## Records for the task
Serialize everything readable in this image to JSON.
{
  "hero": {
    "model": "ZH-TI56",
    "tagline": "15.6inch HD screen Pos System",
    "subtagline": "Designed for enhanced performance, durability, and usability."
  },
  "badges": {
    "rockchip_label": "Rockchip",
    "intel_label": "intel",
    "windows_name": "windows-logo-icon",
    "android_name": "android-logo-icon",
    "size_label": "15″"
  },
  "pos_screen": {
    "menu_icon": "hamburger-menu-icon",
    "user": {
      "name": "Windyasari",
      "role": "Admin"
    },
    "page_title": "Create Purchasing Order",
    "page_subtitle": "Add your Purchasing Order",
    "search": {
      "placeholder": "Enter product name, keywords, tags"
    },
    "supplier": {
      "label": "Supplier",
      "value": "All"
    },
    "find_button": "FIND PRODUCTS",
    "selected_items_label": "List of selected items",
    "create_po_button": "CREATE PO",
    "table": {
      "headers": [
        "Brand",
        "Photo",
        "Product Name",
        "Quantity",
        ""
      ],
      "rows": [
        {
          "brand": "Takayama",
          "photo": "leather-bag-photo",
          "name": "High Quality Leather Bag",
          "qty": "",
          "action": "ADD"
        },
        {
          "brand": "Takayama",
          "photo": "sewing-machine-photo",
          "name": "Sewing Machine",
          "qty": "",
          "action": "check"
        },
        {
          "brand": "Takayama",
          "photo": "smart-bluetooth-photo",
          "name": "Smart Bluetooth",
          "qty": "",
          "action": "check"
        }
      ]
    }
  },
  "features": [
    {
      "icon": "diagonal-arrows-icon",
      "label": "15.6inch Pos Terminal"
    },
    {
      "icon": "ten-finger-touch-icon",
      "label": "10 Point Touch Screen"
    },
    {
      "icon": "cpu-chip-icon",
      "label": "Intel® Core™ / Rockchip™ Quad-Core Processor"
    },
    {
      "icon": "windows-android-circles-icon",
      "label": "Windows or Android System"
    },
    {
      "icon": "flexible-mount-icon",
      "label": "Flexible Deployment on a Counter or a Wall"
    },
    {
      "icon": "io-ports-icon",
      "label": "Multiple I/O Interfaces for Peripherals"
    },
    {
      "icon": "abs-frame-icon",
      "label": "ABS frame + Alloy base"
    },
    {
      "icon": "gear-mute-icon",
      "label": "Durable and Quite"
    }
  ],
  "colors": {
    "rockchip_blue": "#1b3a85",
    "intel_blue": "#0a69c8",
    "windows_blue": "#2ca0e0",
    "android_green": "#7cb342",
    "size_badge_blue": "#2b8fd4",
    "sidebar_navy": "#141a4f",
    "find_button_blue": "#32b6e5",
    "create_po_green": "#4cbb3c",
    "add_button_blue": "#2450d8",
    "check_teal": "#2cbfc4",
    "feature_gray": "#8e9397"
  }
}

## The task
Repeat each record exactly, leaving nothing out.

## Task answer
Serialize everything readable in this image to JSON.
{
  "hero": {
    "model": "ZH-TI56",
    "tagline": "15.6inch HD screen Pos System",
    "subtagline": "Designed for enhanced performance, durability, and usability."
  },
  "badges": {
    "rockchip_label": "Rockchip",
    "intel_label": "intel",
    "windows_name": "windows-logo-icon",
    "android_name": "android-logo-icon",
    "size_label": "15″"
  },
  "pos_screen": {
    "menu_icon": "hamburger-menu-icon",
    "user": {
      "name": "Windyasari",
      "role": "Admin"
    },
    "page_title": "Create Purchasing Order",
    "page_subtitle": "Add your Purchasing Order",
    "search": {
      "placeholder": "Enter product name, keywords, tags"
    },
    "supplier": {
      "label": "Supplier",
      "value": "All"
    },
    "find_button": "FIND PRODUCTS",
    "selected_items_label": "List of selected items",
    "create_po_button": "CREATE PO",
    "table": {
      "headers": [
        "Brand",
        "Photo",
        "Product Name",
        "Quantity",
        ""
      ],
      "rows": [
        {
          "brand": "Takayama",
          "photo": "leather-bag-photo",
          "name": "High Quality Leather Bag",
          "qty": "",
          "action": "ADD"
        },
        {
          "brand": "Takayama",
          "photo": "sewing-machine-photo",
          "name": "Sewing Machine",
          "qty": "",
          "action": "check"
        },
        {
          "brand": "Takayama",
          "photo": "smart-bluetooth-photo",
          "name": "Smart Bluetooth",
          "qty": "",
          "action": "check"
        }
      ]
    }
  },
  "features": [
    {
      "icon": "diagonal-arrows-icon",
      "label": "15.6inch Pos Terminal"
    },
    {
      "icon": "ten-finger-touch-icon",
      "label": "10 Point Touch Screen"
    },
    {
      "icon": "cpu-chip-icon",
      "label": "Intel® Core™ / Rockchip™ Quad-Core Processor"
    },
    {
      "icon": "windows-android-circles-icon",
      "label": "Windows or Android System"
    },
    {
      "icon": "flexible-mount-icon",
      "label": "Flexible Deployment on a Counter or a Wall"
    },
    {
      "icon": "io-ports-icon",
      "label": "Multiple I/O Interfaces for Peripherals"
    },
    {
      "icon": "abs-frame-icon",
      "label": "ABS frame + Alloy base"
    },
    {
      "icon": "gear-mute-icon",
      "label": "Durable and Quite"
    }
  ],
  "colors": {
    "rockchip_blue": "#1b3a85",
    "intel_blue": "#0a69c8",
    "windows_blue": "#2ca0e0",
    "android_green": "#7cb342",
    "size_badge_blue": "#2b8fd4",
    "sidebar_navy": "#141a4f",
    "find_button_blue": "#32b6e5",
    "create_po_green": "#4cbb3c",
    "add_button_blue": "#2450d8",
    "check_teal": "#2cbfc4",
    "feature_gray": "#8e9397"
  }
}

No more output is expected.